▶ **TASK DESCRIPTION**
Check the listing below for lines that hold "could". How many are there? Please give only the number.
[begin EXTRACTED DATA]
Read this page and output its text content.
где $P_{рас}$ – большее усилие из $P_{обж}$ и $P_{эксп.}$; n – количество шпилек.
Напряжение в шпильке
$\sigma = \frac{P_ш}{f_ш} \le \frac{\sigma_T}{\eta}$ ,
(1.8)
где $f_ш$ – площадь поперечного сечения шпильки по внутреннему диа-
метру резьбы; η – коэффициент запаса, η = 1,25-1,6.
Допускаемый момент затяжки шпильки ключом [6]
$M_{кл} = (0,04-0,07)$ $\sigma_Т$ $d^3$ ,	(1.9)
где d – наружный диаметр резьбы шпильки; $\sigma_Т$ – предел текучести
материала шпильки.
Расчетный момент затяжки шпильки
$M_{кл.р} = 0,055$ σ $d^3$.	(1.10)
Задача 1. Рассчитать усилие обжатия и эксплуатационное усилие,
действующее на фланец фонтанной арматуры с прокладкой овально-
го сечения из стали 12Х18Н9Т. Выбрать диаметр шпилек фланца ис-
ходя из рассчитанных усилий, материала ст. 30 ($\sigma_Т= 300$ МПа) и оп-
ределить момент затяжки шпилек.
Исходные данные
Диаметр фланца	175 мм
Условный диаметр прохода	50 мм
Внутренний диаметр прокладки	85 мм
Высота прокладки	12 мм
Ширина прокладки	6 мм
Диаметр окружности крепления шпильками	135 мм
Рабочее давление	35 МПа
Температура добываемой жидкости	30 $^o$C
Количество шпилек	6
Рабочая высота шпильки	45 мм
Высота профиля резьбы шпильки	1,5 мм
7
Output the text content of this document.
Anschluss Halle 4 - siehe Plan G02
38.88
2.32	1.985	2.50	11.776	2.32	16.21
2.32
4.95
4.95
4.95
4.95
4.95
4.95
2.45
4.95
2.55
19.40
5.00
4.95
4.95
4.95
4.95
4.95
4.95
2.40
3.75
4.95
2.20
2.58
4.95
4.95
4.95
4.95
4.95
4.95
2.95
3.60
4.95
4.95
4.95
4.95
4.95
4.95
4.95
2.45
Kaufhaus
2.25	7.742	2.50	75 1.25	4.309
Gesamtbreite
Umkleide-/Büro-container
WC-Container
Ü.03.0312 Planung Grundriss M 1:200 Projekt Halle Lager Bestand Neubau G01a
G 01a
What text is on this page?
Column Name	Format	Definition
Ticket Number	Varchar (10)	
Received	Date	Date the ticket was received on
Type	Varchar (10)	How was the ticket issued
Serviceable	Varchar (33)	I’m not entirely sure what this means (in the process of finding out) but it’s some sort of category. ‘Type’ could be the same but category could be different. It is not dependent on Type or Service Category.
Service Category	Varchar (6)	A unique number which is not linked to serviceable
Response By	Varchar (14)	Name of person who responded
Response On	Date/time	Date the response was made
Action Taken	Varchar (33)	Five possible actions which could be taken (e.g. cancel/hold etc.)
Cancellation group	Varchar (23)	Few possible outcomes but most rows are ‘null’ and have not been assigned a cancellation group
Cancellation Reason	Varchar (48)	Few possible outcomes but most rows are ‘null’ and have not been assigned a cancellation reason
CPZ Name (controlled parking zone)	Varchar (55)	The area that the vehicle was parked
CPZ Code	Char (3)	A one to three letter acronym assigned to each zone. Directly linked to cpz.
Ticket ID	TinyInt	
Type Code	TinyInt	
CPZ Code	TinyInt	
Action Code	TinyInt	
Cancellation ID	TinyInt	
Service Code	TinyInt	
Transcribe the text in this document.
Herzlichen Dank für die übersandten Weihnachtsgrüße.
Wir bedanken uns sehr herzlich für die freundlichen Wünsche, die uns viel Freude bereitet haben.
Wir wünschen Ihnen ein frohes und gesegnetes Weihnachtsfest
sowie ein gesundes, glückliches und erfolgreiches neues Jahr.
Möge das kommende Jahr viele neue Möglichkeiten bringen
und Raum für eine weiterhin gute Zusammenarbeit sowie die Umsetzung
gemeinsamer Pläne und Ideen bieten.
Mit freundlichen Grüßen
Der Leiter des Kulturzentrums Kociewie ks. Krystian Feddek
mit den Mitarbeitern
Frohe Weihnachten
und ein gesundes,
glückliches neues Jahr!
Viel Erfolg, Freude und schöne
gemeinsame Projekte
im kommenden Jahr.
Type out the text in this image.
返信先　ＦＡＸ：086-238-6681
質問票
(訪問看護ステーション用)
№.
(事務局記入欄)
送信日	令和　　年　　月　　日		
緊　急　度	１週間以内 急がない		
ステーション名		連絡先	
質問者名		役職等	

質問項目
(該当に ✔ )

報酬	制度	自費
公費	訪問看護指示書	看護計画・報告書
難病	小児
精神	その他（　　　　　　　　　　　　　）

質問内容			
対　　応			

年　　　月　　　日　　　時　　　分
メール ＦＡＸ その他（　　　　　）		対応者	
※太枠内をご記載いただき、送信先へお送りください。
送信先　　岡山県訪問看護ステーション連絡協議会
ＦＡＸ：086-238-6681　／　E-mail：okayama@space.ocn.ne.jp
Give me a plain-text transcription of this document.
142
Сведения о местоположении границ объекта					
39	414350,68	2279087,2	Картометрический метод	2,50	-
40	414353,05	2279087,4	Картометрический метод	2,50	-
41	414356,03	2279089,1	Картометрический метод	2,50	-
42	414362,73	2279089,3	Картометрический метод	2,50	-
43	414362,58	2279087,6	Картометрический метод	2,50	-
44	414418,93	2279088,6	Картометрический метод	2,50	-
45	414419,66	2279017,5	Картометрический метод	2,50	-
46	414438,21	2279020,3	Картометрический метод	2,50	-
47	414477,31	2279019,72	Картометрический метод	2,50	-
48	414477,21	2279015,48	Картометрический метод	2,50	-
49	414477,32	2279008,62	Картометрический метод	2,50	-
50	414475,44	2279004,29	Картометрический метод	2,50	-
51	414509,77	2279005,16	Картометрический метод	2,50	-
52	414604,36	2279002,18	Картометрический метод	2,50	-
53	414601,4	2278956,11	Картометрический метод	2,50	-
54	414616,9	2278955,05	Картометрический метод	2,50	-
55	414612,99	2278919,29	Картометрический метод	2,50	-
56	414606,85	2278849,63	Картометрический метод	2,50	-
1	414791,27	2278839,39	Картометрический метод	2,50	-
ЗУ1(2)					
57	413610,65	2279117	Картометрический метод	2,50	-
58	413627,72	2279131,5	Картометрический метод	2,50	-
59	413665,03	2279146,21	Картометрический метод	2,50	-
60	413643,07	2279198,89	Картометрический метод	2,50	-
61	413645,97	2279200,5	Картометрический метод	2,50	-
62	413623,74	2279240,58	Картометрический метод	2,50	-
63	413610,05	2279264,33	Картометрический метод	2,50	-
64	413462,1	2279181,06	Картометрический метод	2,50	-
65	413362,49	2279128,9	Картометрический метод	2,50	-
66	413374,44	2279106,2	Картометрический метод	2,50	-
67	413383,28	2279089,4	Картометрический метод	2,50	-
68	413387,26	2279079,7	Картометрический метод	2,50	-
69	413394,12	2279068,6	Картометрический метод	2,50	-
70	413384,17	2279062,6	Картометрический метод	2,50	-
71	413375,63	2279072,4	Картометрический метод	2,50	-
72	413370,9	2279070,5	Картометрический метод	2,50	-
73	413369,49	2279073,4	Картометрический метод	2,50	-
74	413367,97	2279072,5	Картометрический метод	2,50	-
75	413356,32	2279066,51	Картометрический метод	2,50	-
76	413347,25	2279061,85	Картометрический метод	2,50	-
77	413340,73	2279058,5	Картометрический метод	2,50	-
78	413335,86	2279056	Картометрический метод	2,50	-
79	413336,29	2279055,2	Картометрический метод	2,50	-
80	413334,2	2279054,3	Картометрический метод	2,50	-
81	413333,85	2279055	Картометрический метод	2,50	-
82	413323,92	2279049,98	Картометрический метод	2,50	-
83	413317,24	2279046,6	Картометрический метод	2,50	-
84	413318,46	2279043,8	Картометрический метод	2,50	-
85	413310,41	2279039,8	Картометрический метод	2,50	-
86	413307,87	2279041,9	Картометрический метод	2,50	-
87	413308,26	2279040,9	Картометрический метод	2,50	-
[end EXTRACTED DATA]
▶ **SOLUTION TO THIS TASK**
2